• [The task]: Repeat the material exactly, leaving nothing out.

• [Material to process]:
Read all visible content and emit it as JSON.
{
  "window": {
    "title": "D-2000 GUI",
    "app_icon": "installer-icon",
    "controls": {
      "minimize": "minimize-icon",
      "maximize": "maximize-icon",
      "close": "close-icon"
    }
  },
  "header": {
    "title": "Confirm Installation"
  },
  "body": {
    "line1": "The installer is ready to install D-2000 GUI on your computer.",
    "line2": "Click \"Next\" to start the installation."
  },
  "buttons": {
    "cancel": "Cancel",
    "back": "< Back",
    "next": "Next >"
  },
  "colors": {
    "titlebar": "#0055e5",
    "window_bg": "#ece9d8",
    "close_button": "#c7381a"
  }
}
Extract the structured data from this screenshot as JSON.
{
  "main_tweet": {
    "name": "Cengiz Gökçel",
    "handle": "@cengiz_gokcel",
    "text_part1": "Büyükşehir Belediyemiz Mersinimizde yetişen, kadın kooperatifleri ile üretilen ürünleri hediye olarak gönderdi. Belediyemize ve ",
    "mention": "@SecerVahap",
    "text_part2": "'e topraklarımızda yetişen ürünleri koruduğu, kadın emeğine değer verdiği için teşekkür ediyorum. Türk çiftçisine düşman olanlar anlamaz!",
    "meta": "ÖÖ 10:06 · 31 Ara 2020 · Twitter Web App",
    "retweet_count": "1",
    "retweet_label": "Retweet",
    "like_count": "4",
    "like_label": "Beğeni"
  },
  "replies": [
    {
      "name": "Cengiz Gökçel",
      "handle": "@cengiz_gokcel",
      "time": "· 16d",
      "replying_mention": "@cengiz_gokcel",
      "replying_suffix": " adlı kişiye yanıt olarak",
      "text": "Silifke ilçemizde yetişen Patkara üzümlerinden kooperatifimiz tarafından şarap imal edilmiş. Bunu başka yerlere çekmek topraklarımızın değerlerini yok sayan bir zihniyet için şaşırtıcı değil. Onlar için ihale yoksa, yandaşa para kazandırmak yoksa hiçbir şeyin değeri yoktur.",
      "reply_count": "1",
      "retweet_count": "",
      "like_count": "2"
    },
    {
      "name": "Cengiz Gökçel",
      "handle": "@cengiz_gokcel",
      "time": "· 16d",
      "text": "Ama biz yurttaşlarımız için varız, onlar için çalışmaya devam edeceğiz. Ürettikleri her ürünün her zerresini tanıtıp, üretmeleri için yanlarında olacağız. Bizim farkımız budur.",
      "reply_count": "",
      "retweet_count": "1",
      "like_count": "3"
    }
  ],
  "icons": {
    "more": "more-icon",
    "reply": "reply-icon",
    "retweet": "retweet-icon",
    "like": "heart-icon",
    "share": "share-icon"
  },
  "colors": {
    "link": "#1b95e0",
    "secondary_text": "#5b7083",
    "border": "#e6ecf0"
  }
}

• [Exercise result]:
Read all visible content and emit it as JSON.
{
  "window": {
    "title": "D-2000 GUI",
    "app_icon": "installer-icon",
    "controls": {
      "minimize": "minimize-icon",
      "maximize": "maximize-icon",
      "close": "close-icon"
    }
  },
  "header": {
    "title": "Confirm Installation"
  },
  "body": {
    "line1": "The installer is ready to install D-2000 GUI on your computer.",
    "line2": "Click \"Next\" to start the installation."
  },
  "buttons": {
    "cancel": "Cancel",
    "back": "< Back",
    "next": "Next >"
  },
  "colors": {
    "titlebar": "#0055e5",
    "window_bg": "#ece9d8",
    "close_button": "#c7381a"
  }
}
Extract the structured data from this screenshot as JSON.
{
  "main_tweet": {
    "name": "Cengiz Gökçel",
    "handle": "@cengiz_gokcel",
    "text_part1": "Büyükşehir Belediyemiz Mersinimizde yetişen, kadın kooperatifleri ile üretilen ürünleri hediye olarak gönderdi. Belediyemize ve ",
    "mention": "@SecerVahap",
    "text_part2": "'e topraklarımızda yetişen ürünleri koruduğu, kadın emeğine değer verdiği için teşekkür ediyorum. Türk çiftçisine düşman olanlar anlamaz!",
    "meta": "ÖÖ 10:06 · 31 Ara 2020 · Twitter Web App",
    "retweet_count": "1",
    "retweet_label": "Retweet",
    "like_count": "4",
    "like_label": "Beğeni"
  },
  "replies": [
    {
      "name": "Cengiz Gökçel",
      "handle": "@cengiz_gokcel",
      "time": "· 16d",
      "replying_mention": "@cengiz_gokcel",
      "replying_suffix": " adlı kişiye yanıt olarak",
      "text": "Silifke ilçemizde yetişen Patkara üzümlerinden kooperatifimiz tarafından şarap imal edilmiş. Bunu başka yerlere çekmek topraklarımızın değerlerini yok sayan bir zihniyet için şaşırtıcı değil. Onlar için ihale yoksa, yandaşa para kazandırmak yoksa hiçbir şeyin değeri yoktur.",
      "reply_count": "1",
      "retweet_count": "",
      "like_count": "2"
    },
    {
      "name": "Cengiz Gökçel",
      "handle": "@cengiz_gokcel",
      "time": "· 16d",
      "text": "Ama biz yurttaşlarımız için varız, onlar için çalışmaya devam edeceğiz. Ürettikleri her ürünün her zerresini tanıtıp, üretmeleri için yanlarında olacağız. Bizim farkımız budur.",
      "reply_count": "",
      "retweet_count": "1",
      "like_count": "3"
    }
  ],
  "icons": {
    "more": "more-icon",
    "reply": "reply-icon",
    "retweet": "retweet-icon",
    "like": "heart-icon",
    "share": "share-icon"
  },
  "colors": {
    "link": "#1b95e0",
    "secondary_text": "#5b7083",
    "border": "#e6ecf0"
  }
}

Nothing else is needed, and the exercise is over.